Source data:
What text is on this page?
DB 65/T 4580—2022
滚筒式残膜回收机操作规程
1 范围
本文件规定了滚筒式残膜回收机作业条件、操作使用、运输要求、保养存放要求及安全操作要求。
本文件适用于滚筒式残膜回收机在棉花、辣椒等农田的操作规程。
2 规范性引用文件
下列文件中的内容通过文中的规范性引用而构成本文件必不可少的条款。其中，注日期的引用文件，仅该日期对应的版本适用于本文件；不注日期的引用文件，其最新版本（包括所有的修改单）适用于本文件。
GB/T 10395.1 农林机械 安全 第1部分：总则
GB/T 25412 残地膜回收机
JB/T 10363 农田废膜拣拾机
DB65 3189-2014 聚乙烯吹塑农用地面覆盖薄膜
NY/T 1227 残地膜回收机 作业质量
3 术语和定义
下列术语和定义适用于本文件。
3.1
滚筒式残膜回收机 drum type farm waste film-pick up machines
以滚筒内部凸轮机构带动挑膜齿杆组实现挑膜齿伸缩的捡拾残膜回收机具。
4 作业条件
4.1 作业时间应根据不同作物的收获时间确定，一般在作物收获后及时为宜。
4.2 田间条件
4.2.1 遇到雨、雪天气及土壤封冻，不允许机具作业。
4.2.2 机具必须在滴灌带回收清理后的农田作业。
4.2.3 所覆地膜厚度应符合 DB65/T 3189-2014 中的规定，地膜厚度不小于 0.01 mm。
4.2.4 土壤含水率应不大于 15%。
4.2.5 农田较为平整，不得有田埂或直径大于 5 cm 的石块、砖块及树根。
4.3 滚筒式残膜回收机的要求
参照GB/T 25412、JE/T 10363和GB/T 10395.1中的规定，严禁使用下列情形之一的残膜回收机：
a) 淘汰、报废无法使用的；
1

• **Stated exercise**: Report how many lines in the listing include the word "残地膜回收机". Give nothing but the count.

• **Reply to the exercise**: 2